* start Information provided *

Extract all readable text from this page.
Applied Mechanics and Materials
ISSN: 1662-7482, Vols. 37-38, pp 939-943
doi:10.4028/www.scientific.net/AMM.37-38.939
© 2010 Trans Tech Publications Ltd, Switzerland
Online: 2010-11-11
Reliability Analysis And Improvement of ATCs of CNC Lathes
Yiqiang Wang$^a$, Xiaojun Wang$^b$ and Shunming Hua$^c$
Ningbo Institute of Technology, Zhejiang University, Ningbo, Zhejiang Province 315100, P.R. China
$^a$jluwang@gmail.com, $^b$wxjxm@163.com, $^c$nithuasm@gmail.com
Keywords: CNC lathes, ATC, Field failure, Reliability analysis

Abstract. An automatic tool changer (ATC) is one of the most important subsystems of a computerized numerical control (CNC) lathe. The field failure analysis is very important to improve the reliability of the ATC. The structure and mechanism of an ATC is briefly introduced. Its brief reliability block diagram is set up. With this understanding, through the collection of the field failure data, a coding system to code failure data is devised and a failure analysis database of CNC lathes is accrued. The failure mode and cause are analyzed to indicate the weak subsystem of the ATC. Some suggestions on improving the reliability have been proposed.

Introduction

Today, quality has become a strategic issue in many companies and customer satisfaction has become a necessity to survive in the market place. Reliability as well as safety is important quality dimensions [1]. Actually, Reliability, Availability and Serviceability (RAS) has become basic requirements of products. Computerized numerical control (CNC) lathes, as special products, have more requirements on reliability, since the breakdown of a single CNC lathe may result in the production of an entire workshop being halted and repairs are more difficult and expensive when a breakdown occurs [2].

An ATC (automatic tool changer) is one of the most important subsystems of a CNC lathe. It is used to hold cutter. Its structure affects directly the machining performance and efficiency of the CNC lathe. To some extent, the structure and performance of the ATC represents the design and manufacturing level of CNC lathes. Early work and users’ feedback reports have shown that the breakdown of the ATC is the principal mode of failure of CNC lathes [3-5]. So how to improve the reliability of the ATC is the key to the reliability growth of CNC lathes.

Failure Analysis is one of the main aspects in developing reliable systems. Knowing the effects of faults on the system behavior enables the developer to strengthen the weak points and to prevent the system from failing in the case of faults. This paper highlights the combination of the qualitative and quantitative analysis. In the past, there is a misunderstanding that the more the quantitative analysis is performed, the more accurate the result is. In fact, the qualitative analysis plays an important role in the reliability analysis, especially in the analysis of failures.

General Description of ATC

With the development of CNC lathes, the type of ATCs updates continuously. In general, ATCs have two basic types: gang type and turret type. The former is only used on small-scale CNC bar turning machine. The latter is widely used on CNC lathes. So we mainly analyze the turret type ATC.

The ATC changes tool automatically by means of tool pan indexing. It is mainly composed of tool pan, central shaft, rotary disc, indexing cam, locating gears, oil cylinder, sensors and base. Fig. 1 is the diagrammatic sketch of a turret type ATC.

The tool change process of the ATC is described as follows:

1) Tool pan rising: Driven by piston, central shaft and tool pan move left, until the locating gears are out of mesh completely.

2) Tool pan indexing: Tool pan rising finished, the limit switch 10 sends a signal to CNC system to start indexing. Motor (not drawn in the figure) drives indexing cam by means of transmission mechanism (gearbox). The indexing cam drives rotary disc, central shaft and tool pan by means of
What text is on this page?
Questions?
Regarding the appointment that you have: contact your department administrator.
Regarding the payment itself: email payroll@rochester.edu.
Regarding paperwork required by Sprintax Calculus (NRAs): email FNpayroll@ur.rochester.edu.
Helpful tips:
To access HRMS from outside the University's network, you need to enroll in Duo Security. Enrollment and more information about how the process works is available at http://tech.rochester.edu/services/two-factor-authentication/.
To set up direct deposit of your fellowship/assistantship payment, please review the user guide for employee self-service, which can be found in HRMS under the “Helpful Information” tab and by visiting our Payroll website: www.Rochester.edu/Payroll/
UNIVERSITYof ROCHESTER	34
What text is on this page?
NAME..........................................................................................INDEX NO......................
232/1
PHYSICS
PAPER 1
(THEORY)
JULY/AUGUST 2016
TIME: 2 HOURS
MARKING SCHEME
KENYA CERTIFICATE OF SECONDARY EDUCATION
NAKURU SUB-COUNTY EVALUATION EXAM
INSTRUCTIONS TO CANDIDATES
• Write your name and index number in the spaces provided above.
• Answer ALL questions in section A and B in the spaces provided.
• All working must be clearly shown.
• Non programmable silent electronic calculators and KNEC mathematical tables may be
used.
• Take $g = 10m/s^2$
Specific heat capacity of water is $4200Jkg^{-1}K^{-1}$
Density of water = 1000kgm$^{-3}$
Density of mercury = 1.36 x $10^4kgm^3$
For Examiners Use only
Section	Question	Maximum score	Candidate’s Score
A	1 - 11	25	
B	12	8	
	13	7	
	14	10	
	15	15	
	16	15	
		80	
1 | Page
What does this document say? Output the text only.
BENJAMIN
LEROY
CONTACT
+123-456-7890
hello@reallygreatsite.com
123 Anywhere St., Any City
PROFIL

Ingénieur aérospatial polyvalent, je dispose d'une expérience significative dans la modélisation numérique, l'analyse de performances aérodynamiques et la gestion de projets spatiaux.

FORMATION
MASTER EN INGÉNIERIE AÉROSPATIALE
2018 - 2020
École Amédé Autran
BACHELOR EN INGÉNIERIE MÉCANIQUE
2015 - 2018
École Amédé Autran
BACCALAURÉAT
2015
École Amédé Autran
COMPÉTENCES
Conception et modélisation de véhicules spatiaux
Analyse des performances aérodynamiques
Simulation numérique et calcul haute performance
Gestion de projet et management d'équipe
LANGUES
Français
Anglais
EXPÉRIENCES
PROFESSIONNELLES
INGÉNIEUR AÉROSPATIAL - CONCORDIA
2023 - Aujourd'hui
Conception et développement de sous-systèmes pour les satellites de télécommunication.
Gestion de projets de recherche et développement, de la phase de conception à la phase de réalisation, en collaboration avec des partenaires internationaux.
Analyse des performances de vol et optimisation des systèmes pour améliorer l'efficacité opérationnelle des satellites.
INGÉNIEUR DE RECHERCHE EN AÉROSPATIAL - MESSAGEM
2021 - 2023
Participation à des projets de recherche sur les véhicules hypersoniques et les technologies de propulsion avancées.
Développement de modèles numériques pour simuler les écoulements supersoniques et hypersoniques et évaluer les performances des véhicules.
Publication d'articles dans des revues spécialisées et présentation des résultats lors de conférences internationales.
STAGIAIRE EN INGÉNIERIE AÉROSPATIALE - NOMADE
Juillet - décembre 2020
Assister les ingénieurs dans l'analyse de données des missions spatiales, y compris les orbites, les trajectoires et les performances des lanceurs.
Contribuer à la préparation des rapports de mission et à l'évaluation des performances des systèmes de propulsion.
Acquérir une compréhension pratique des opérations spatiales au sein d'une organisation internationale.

* end Information provided *

Show every line above in which the word "type" occurs.

With the development of CNC lathes, the type of ATCs updates continuously. In general, ATCs have two basic types: gang type and turret type. The former is only used on small-scale CNC bar turning machine. The latter is widely used on CNC lathes. So we mainly analyze the turret type ATC.
The ATC changes tool automatically by means of tool pan indexing. It is mainly composed of tool pan, central shaft, rotary disc, indexing cam, locating gears, oil cylinder, sensors and base. Fig. 1 is the diagrammatic sketch of a turret type ATC.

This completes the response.